(Records from a collection of figures)
>> START
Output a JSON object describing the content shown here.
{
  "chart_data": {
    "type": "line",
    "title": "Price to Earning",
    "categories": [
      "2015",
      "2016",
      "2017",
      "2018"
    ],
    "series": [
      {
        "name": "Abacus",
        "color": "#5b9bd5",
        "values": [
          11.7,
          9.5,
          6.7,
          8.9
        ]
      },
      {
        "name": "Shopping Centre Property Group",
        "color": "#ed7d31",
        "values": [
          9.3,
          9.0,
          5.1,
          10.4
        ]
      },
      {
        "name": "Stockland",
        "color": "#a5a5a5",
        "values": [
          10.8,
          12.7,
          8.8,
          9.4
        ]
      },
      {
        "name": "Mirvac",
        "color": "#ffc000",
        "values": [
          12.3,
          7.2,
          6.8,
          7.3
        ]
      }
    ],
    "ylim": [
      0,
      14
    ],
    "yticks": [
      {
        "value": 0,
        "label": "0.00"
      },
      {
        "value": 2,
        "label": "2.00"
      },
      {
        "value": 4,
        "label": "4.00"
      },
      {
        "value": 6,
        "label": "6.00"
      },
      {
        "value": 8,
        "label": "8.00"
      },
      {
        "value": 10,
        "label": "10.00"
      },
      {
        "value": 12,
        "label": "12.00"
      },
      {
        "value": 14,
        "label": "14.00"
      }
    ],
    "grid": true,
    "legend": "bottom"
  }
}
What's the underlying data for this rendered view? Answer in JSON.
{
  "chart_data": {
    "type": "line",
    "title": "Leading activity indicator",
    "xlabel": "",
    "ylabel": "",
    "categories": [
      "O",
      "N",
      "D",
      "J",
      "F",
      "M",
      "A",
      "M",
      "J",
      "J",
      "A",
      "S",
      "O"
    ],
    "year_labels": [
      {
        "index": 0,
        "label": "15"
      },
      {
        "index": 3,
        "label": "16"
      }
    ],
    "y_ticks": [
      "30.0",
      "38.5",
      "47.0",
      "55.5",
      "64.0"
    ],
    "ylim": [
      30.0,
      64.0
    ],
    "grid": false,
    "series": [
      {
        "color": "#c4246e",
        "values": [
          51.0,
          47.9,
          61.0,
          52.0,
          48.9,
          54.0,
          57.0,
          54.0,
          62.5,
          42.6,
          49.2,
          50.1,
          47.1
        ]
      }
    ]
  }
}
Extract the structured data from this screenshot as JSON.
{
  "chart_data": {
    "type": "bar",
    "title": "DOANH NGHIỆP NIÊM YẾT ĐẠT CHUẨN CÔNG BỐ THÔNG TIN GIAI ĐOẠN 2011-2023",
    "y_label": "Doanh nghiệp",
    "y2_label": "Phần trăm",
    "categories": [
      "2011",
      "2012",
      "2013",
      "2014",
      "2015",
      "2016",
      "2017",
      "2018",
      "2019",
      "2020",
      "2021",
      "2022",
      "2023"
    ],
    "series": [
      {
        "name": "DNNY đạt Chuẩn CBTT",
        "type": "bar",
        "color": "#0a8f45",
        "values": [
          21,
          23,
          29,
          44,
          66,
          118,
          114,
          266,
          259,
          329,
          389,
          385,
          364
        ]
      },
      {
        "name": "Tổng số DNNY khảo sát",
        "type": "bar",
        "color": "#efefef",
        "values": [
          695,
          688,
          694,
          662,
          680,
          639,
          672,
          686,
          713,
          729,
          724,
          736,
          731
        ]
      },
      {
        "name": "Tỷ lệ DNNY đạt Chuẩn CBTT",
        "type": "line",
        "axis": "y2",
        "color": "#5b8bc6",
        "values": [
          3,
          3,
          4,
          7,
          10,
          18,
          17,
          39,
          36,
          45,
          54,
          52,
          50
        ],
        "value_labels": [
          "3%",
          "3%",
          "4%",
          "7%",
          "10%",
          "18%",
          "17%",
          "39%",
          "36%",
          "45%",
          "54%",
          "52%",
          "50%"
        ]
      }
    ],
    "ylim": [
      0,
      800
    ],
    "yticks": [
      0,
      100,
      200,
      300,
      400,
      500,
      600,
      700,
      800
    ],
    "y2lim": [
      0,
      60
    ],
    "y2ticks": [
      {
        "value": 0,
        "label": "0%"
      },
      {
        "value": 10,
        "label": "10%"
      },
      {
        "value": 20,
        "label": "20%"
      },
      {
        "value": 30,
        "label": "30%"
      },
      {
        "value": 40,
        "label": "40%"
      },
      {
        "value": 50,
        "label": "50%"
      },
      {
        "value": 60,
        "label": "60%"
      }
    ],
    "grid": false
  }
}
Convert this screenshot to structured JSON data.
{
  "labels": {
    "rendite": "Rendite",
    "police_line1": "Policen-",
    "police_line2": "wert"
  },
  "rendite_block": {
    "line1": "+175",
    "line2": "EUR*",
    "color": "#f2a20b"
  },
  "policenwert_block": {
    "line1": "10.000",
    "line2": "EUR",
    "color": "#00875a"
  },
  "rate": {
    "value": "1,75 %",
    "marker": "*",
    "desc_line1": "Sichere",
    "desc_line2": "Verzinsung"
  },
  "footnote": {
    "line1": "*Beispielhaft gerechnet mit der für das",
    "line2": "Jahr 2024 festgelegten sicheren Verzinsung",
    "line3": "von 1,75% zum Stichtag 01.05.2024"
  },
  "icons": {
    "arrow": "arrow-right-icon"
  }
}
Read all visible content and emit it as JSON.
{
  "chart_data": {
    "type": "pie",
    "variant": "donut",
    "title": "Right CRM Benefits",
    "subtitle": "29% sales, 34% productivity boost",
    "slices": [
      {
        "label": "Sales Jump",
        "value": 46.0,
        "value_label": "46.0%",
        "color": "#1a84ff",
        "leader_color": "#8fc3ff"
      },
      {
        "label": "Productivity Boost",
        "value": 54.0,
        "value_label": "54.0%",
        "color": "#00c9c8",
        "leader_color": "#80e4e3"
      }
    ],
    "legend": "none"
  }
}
>> END
Short exercise: Reproduce every line of the data verbatim.

Full output:
Output a JSON object describing the content shown here.
{
  "chart_data": {
    "type": "line",
    "title": "Price to Earning",
    "categories": [
      "2015",
      "2016",
      "2017",
      "2018"
    ],
    "series": [
      {
        "name": "Abacus",
        "color": "#5b9bd5",
        "values": [
          11.7,
          9.5,
          6.7,
          8.9
        ]
      },
      {
        "name": "Shopping Centre Property Group",
        "color": "#ed7d31",
        "values": [
          9.3,
          9.0,
          5.1,
          10.4
        ]
      },
      {
        "name": "Stockland",
        "color": "#a5a5a5",
        "values": [
          10.8,
          12.7,
          8.8,
          9.4
        ]
      },
      {
        "name": "Mirvac",
        "color": "#ffc000",
        "values": [
          12.3,
          7.2,
          6.8,
          7.3
        ]
      }
    ],
    "ylim": [
      0,
      14
    ],
    "yticks": [
      {
        "value": 0,
        "label": "0.00"
      },
      {
        "value": 2,
        "label": "2.00"
      },
      {
        "value": 4,
        "label": "4.00"
      },
      {
        "value": 6,
        "label": "6.00"
      },
      {
        "value": 8,
        "label": "8.00"
      },
      {
        "value": 10,
        "label": "10.00"
      },
      {
        "value": 12,
        "label": "12.00"
      },
      {
        "value": 14,
        "label": "14.00"
      }
    ],
    "grid": true,
    "legend": "bottom"
  }
}
What's the underlying data for this rendered view? Answer in JSON.
{
  "chart_data": {
    "type": "line",
    "title": "Leading activity indicator",
    "xlabel": "",
    "ylabel": "",
    "categories": [
      "O",
      "N",
      "D",
      "J",
      "F",
      "M",
      "A",
      "M",
      "J",
      "J",
      "A",
      "S",
      "O"
    ],
    "year_labels": [
      {
        "index": 0,
        "label": "15"
      },
      {
        "index": 3,
        "label": "16"
      }
    ],
    "y_ticks": [
      "30.0",
      "38.5",
      "47.0",
      "55.5",
      "64.0"
    ],
    "ylim": [
      30.0,
      64.0
    ],
    "grid": false,
    "series": [
      {
        "color": "#c4246e",
        "values": [
          51.0,
          47.9,
          61.0,
          52.0,
          48.9,
          54.0,
          57.0,
          54.0,
          62.5,
          42.6,
          49.2,
          50.1,
          47.1
        ]
      }
    ]
  }
}
Extract the structured data from this screenshot as JSON.
{
  "chart_data": {
    "type": "bar",
    "title": "DOANH NGHIỆP NIÊM YẾT ĐẠT CHUẨN CÔNG BỐ THÔNG TIN GIAI ĐOẠN 2011-2023",
    "y_label": "Doanh nghiệp",
    "y2_label": "Phần trăm",
    "categories": [
      "2011",
      "2012",
      "2013",
      "2014",
      "2015",
      "2016",
      "2017",
      "2018",
      "2019",
      "2020",
      "2021",
      "2022",
      "2023"
    ],
    "series": [
      {
        "name": "DNNY đạt Chuẩn CBTT",
        "type": "bar",
        "color": "#0a8f45",
        "values": [
          21,
          23,
          29,
          44,
          66,
          118,
          114,
          266,
          259,
          329,
          389,
          385,
          364
        ]
      },
      {
        "name": "Tổng số DNNY khảo sát",
        "type": "bar",
        "color": "#efefef",
        "values": [
          695,
          688,
          694,
          662,
          680,
          639,
          672,
          686,
          713,
          729,
          724,
          736,
          731
        ]
      },
      {
        "name": "Tỷ lệ DNNY đạt Chuẩn CBTT",
        "type": "line",
        "axis": "y2",
        "color": "#5b8bc6",
        "values": [
          3,
          3,
          4,
          7,
          10,
          18,
          17,
          39,
          36,
          45,
          54,
          52,
          50
        ],
        "value_labels": [
          "3%",
          "3%",
          "4%",
          "7%",
          "10%",
          "18%",
          "17%",
          "39%",
          "36%",
          "45%",
          "54%",
          "52%",
          "50%"
        ]
      }
    ],
    "ylim": [
      0,
      800
    ],
    "yticks": [
      0,
      100,
      200,
      300,
      400,
      500,
      600,
      700,
      800
    ],
    "y2lim": [
      0,
      60
    ],
    "y2ticks": [
      {
        "value": 0,
        "label": "0%"
      },
      {
        "value": 10,
        "label": "10%"
      },
      {
        "value": 20,
        "label": "20%"
      },
      {
        "value": 30,
        "label": "30%"
      },
      {
        "value": 40,
        "label": "40%"
      },
      {
        "value": 50,
        "label": "50%"
      },
      {
        "value": 60,
        "label": "60%"
      }
    ],
    "grid": false
  }
}
Convert this screenshot to structured JSON data.
{
  "labels": {
    "rendite": "Rendite",
    "police_line1": "Policen-",
    "police_line2": "wert"
  },
  "rendite_block": {
    "line1": "+175",
    "line2": "EUR*",
    "color": "#f2a20b"
  },
  "policenwert_block": {
    "line1": "10.000",
    "line2": "EUR",
    "color": "#00875a"
  },
  "rate": {
    "value": "1,75 %",
    "marker": "*",
    "desc_line1": "Sichere",
    "desc_line2": "Verzinsung"
  },
  "footnote": {
    "line1": "*Beispielhaft gerechnet mit der für das",
    "line2": "Jahr 2024 festgelegten sicheren Verzinsung",
    "line3": "von 1,75% zum Stichtag 01.05.2024"
  },
  "icons": {
    "arrow": "arrow-right-icon"
  }
}
Read all visible content and emit it as JSON.
{
  "chart_data": {
    "type": "pie",
    "variant": "donut",
    "title": "Right CRM Benefits",
    "subtitle": "29% sales, 34% productivity boost",
    "slices": [
      {
        "label": "Sales Jump",
        "value": 46.0,
        "value_label": "46.0%",
        "color": "#1a84ff",
        "leader_color": "#8fc3ff"
      },
      {
        "label": "Productivity Boost",
        "value": 54.0,
        "value_label": "54.0%",
        "color": "#00c9c8",
        "leader_color": "#80e4e3"
      }
    ],
    "legend": "none"
  }
}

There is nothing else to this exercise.